Leaving out all pictures, transcribe exactly the lines between the line with "Read this page and output its text content." and the last line of the records below, both included.

__Records shown__.
------------------------------
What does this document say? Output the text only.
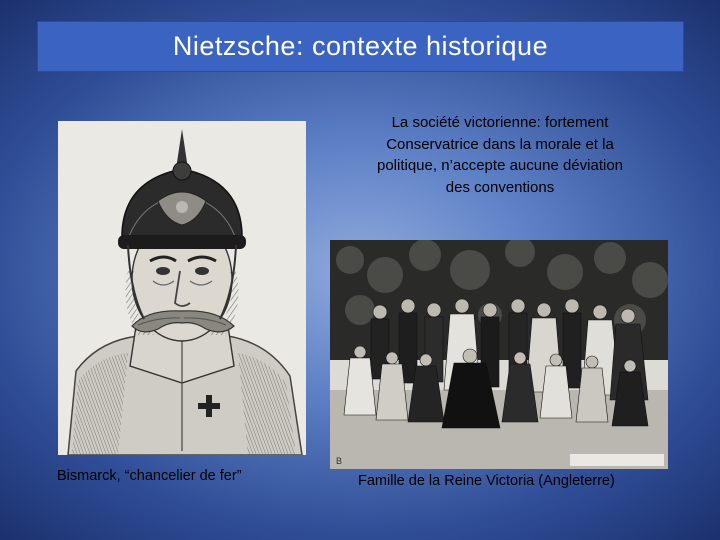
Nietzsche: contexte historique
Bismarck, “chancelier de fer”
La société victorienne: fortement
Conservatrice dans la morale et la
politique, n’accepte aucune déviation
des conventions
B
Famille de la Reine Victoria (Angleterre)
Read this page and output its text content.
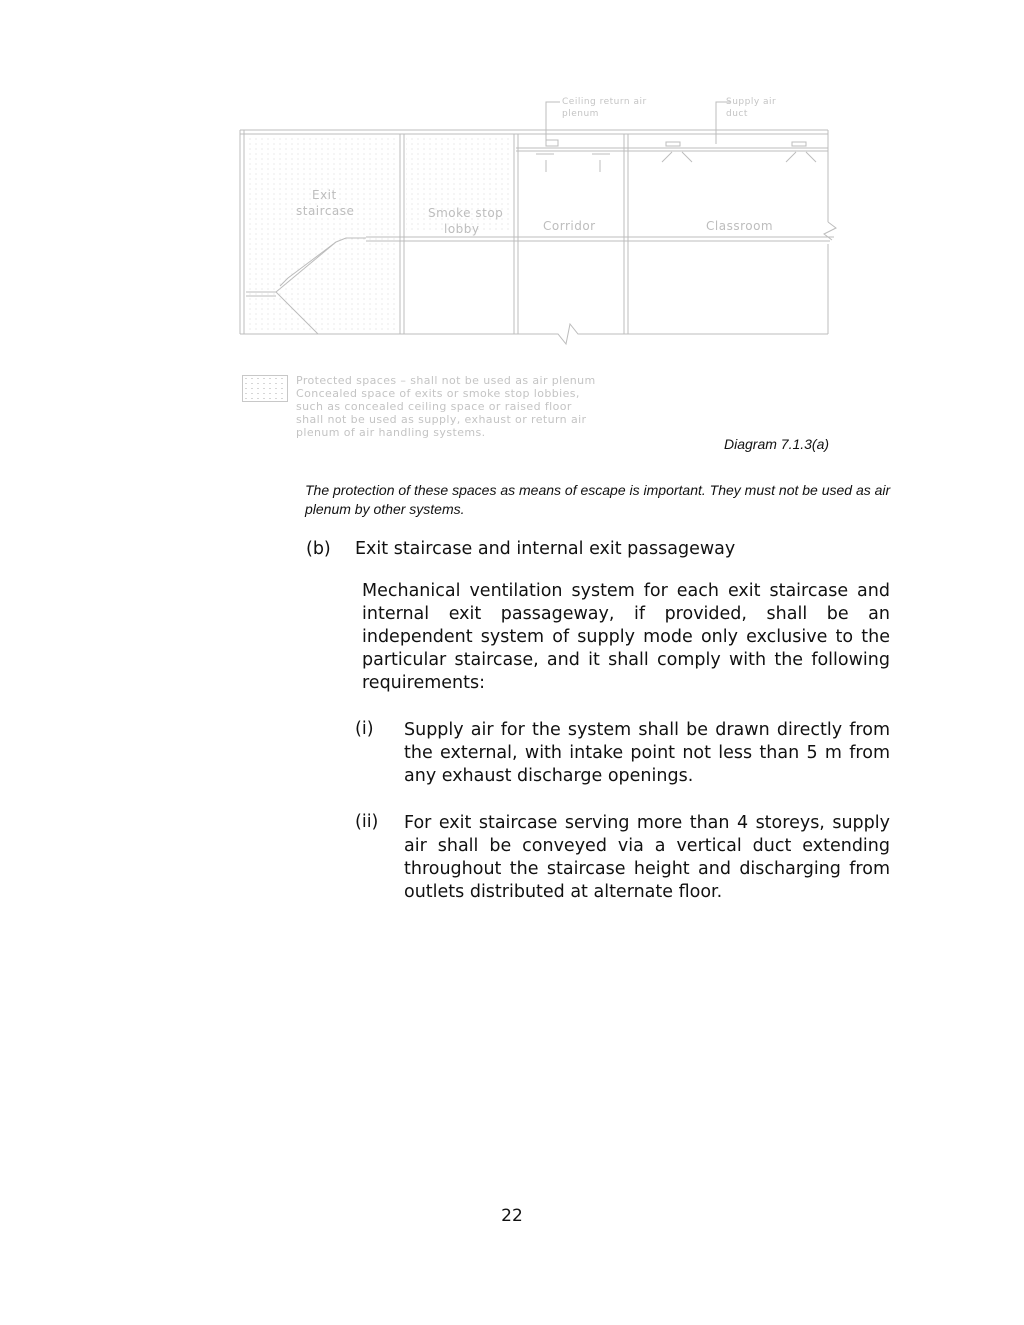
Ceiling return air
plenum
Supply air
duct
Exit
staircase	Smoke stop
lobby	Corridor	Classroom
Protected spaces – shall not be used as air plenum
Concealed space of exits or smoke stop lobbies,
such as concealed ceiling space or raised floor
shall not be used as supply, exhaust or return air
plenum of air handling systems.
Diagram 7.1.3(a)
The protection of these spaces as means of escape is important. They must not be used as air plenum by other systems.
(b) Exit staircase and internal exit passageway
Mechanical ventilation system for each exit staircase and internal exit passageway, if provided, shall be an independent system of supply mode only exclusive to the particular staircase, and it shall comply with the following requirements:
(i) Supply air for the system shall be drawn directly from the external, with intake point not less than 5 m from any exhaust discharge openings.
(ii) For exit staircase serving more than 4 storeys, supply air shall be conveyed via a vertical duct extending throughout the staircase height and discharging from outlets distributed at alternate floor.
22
------------------------------
__Finished answer__.
Read this page and output its text content.
Ceiling return air
plenum
Supply air
duct
Exit
staircase	Smoke stop
lobby	Corridor	Classroom
Protected spaces – shall not be used as air plenum
Concealed space of exits or smoke stop lobbies,
such as concealed ceiling space or raised floor
shall not be used as supply, exhaust or return air
plenum of air handling systems.
Diagram 7.1.3(a)
The protection of these spaces as means of escape is important. They must not be used as air plenum by other systems.
(b) Exit staircase and internal exit passageway
Mechanical ventilation system for each exit staircase and internal exit passageway, if provided, shall be an independent system of supply mode only exclusive to the particular staircase, and it shall comply with the following requirements:
(i) Supply air for the system shall be drawn directly from the external, with intake point not less than 5 m from any exhaust discharge openings.
(ii) For exit staircase serving more than 4 storeys, supply air shall be conveyed via a vertical duct extending throughout the staircase height and discharging from outlets distributed at alternate floor.
22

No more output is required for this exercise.